[Task A]
According to the text on Laplace transforms and power series, what domain restriction applies when 1 + x + x^2 + x^3 + ... is written as 1/(1-x)?
[Task B]
List every equation label that the text on Laplace transforms and power series defines with \label.
[Task C]
Resume the text on Laplace transforms and power series, picking up right after its final line.

[Extracted text]
(begin)

When I was younger, I played a lot of video games. Cheat codes were always there to make the experience much more enjoyable. I had the same feeling when I first started using Laplace transforms to solve differential equations—it felt like another life hack. For a long time, however, I wasn’t sure where the whole idea came from.
\vspace{1cm}

\noindent One way to demystify the topic is to start with \textbf{power series}.

\begin{equation}
\label{eq:powerserie}
    \sum_{n=0}^{\infty} a_n x^n = a_0 + a_1 x + a_2 x^2 + \cdots
\end{equation}\\
 \noindent To later the whole story becoming much more familiar, we will give generic name to the series as $A(x)$.\\

 \begin{equation}
 \label{eq:markedps}
     \sum_{n=0}^{\infty} a_n x^n = A(x)
 \end{equation}\\

 \noindent As the $n \in \mathbb{N^+}$ and $a \in \mathbb{R}$, $n$ indexed parameter can be viewed as the discrete function $a(n)$ and equation (\ref{eq:powerserie}) becomes:\\
 
 \begin{equation}
 \label{eq:markedpss}
     \sum_{n=0}^{\infty} a(n) x^n = A(x)
 \end{equation}\\

\newpage

\noindent Now, we can think of equation (\ref{eq:markedpss}) as associating the discrete function of the parameters of the power series with the sum of the power series. This can also be viewed as taking a discrete function defined for positive integers and converting it into a continuous function.\\

\begin{equation}
    a(n) \rightarrow A(x)
\end{equation}
\\
Some examples of this could be, if we take as discrete function:
\begin{itemize}
    \item $a(n) = 1$, left hand sight then becomes $1 + x + x^2 + x^3 + ...$ and from \textit{Maclaurin Expansions} we can transform power series to this exprassion $\frac{1}{1-x}$ with restricted domain to $|x| < 1$.

    \item $a(n) = \frac{1}{n!}$, power series is then $1 + \frac{x}{1!} + \frac{x^2}{2!} + \frac{x^3}{3!} + ...$  and this expansion equals to well known $e^x$\\
    \\
\end{itemize}

Now, even though it's not motivated, let's do the continuous analog of the power series, where we are allowed to take every real value, not just positive integers.\\
\begin{equation}
    n = 0,1,2,3,... \rightarrow t \in {0 \leq t < \infty}
\end{equation}\\

\noindent Summation then becomes integral over real numbers and $n$ in replaced with continuous variable $t$.\\ 

\begin{equation}
\label{eq:conti}
    \int_0^{\infty} a(t)x^t \, dt = A(x)

(end)

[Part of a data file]
(begin)

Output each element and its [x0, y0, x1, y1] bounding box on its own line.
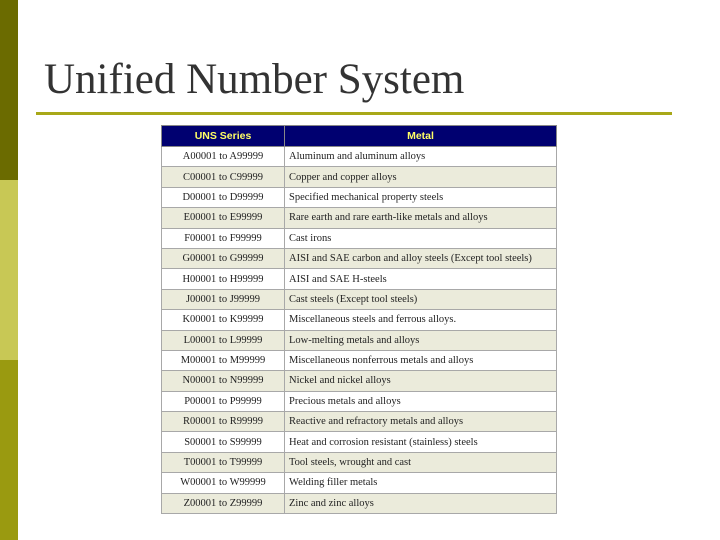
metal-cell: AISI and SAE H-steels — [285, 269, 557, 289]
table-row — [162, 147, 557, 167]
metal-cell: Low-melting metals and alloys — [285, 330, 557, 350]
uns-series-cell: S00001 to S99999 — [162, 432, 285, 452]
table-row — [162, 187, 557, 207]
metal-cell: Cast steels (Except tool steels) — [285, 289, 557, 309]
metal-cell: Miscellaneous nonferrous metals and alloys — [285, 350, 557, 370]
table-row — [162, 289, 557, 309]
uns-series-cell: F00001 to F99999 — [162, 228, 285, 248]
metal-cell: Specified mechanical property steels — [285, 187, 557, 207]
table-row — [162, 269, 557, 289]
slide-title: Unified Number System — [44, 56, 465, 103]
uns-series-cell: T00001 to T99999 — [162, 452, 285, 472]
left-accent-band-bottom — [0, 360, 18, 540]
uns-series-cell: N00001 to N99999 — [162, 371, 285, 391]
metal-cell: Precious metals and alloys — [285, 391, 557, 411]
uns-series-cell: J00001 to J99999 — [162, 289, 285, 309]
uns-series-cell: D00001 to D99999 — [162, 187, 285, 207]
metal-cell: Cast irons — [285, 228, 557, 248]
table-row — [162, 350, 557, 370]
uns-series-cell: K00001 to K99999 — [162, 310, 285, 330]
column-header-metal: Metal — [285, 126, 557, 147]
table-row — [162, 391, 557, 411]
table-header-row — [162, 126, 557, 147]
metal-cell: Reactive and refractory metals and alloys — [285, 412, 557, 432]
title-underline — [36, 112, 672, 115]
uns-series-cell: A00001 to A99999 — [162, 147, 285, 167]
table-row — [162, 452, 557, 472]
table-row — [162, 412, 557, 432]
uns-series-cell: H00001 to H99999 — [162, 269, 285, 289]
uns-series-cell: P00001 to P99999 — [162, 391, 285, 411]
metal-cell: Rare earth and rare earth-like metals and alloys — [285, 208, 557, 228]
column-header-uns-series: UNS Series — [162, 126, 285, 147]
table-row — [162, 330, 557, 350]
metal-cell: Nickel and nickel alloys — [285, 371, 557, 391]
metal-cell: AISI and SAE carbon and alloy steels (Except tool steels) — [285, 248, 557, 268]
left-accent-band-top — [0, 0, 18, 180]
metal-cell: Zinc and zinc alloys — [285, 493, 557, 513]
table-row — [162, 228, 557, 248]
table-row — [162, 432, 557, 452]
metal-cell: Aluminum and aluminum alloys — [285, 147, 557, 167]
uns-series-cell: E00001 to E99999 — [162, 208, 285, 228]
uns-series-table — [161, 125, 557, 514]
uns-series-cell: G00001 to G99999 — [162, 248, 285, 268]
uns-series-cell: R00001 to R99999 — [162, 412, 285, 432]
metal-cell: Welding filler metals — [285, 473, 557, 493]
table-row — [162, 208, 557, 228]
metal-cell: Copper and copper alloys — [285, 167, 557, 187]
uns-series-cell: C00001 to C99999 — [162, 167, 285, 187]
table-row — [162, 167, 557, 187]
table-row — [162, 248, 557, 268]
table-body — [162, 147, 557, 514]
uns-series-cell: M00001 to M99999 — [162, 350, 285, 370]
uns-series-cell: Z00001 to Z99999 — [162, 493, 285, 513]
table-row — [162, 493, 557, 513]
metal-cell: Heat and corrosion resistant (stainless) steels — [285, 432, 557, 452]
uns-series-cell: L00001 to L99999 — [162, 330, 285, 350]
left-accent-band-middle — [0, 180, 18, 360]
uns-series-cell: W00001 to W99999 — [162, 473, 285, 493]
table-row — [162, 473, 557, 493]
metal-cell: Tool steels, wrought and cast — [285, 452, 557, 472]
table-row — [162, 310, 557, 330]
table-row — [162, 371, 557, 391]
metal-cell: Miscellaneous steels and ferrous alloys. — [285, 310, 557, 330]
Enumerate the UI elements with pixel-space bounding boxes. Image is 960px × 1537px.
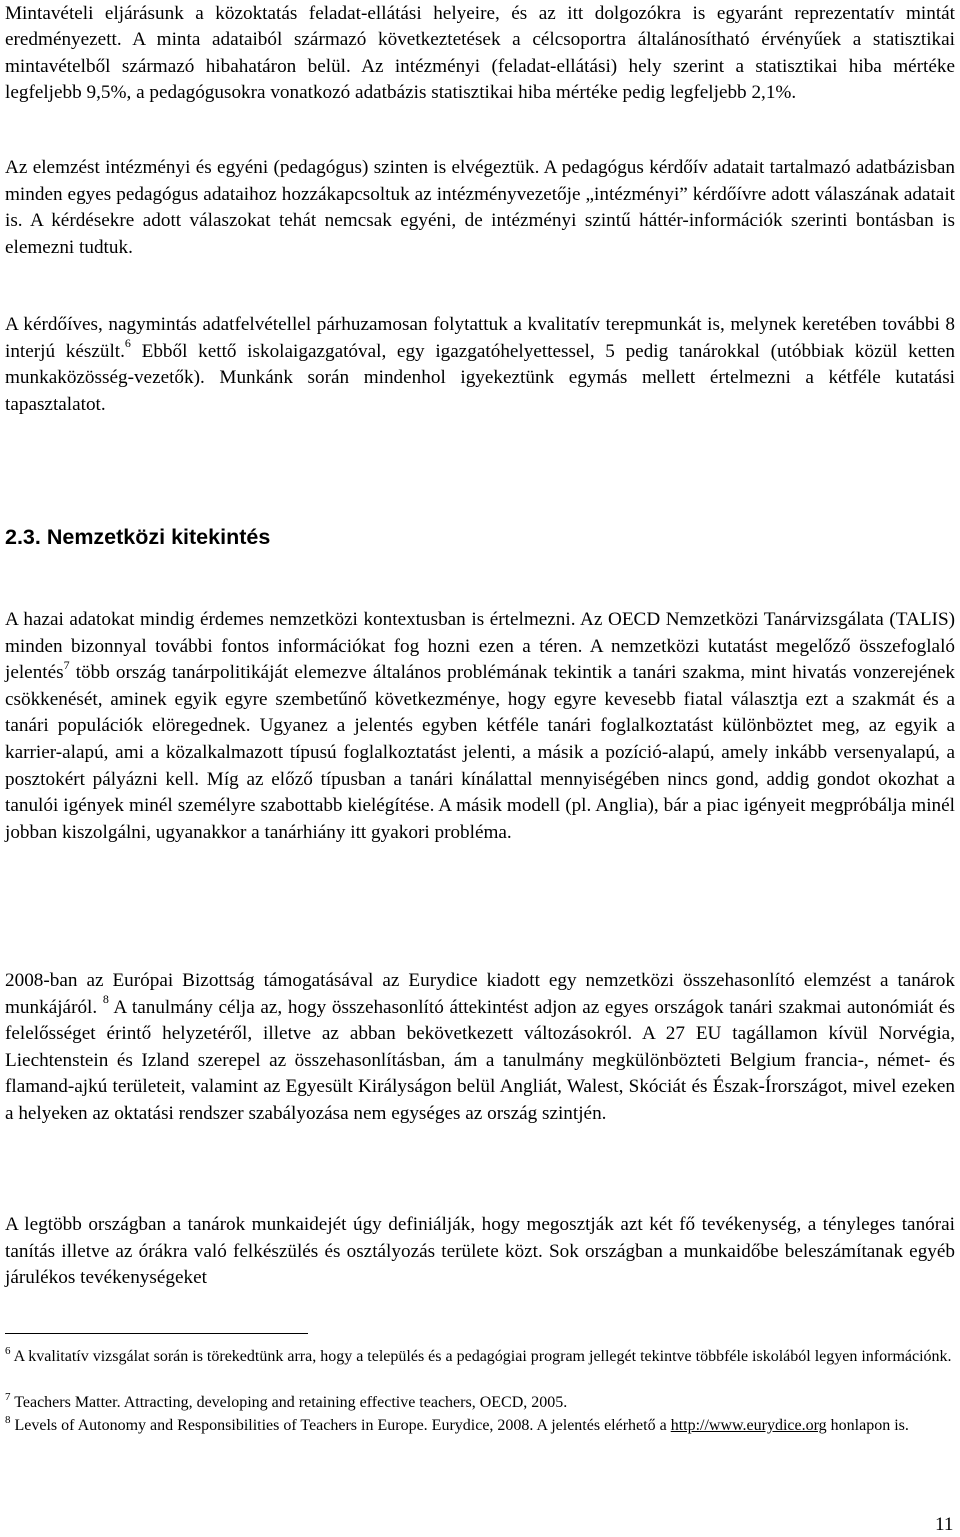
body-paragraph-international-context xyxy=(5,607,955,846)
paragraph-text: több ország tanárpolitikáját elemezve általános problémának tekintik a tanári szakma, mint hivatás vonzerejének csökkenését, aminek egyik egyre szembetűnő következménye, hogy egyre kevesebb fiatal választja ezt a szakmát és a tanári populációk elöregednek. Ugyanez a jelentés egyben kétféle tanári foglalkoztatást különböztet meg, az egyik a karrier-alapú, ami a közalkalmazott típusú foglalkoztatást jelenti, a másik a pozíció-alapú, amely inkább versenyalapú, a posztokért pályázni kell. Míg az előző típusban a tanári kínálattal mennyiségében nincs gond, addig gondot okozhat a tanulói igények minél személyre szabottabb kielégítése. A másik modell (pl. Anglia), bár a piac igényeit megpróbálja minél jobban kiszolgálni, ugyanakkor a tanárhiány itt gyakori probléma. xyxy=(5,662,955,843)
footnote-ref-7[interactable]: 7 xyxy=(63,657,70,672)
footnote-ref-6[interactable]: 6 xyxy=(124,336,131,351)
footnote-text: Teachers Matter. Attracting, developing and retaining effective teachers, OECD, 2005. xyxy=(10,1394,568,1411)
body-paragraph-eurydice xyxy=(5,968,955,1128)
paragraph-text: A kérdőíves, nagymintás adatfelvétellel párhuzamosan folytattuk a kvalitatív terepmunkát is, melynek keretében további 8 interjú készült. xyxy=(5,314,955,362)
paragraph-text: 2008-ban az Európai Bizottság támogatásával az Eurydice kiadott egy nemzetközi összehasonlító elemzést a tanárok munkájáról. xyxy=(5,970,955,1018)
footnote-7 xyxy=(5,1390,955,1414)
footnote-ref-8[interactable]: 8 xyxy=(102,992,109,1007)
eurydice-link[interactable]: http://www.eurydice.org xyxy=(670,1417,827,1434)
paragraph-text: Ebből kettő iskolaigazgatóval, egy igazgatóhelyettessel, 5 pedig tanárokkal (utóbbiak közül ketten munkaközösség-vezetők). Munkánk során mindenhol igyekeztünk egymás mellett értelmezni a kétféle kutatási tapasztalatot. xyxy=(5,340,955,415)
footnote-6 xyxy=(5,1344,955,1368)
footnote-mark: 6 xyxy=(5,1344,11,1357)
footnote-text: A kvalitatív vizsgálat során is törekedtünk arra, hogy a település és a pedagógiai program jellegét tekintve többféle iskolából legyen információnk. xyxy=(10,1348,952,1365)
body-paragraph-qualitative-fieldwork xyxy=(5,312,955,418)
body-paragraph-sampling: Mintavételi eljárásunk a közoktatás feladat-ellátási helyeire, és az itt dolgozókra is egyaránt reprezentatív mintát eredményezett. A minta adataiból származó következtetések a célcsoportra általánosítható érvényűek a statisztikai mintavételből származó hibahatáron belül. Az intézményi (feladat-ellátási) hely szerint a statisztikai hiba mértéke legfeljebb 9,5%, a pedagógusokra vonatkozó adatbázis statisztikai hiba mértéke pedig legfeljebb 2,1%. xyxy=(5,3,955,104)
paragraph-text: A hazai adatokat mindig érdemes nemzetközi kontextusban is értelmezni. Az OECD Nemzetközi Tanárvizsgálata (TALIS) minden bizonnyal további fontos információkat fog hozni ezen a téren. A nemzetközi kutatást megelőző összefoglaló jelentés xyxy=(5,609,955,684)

(end)

[Written response A]
The domain is restricted to |x| < 1.

[Written response B]
eq:powerserie, eq:markedps, eq:markedpss, eq:conti

[Written response C]
\end{equation}\\

\noindent Having $x$ as a base of the exponential is not very practical  when solving the integration, so we will modify equation (\ref{eq:conti}) to make it more convenient by using the natural base $e$.

\begin{equation}
    x^t = e^{(ln(x))t}
\end{equation}\\

\noindent Also, we want to calculate this improper integral and in order to make it converging we have to restrict the $x$.\\
\begin{equation}
\label{eq:xrange}
    0 < x < 1 \rightarrow ln(x) < 0
\end{equation}

\newpage

The variable $ln(x)$ is not very aesthetically pleasing to have in equation so the infamous \textbf{s} comes into play! This substitution looks like:\\
\begin{equation}
    -s = ln(x)
\end{equation}\\

\noindent The minus sign on the left side ensures that $s$ is always positive due to (\ref{eq:xrange}). Additionally, functions are usually denoted as $f(t)$ rather than $a(t)$, so we will make that change as well, purely for the looks. After all these cosmetic changes, we finally end up with:\\

\begin{equation}
\label{eq:laplace}
    \int_0^{\infty} f(t)e^{-st} \, dt = F(s)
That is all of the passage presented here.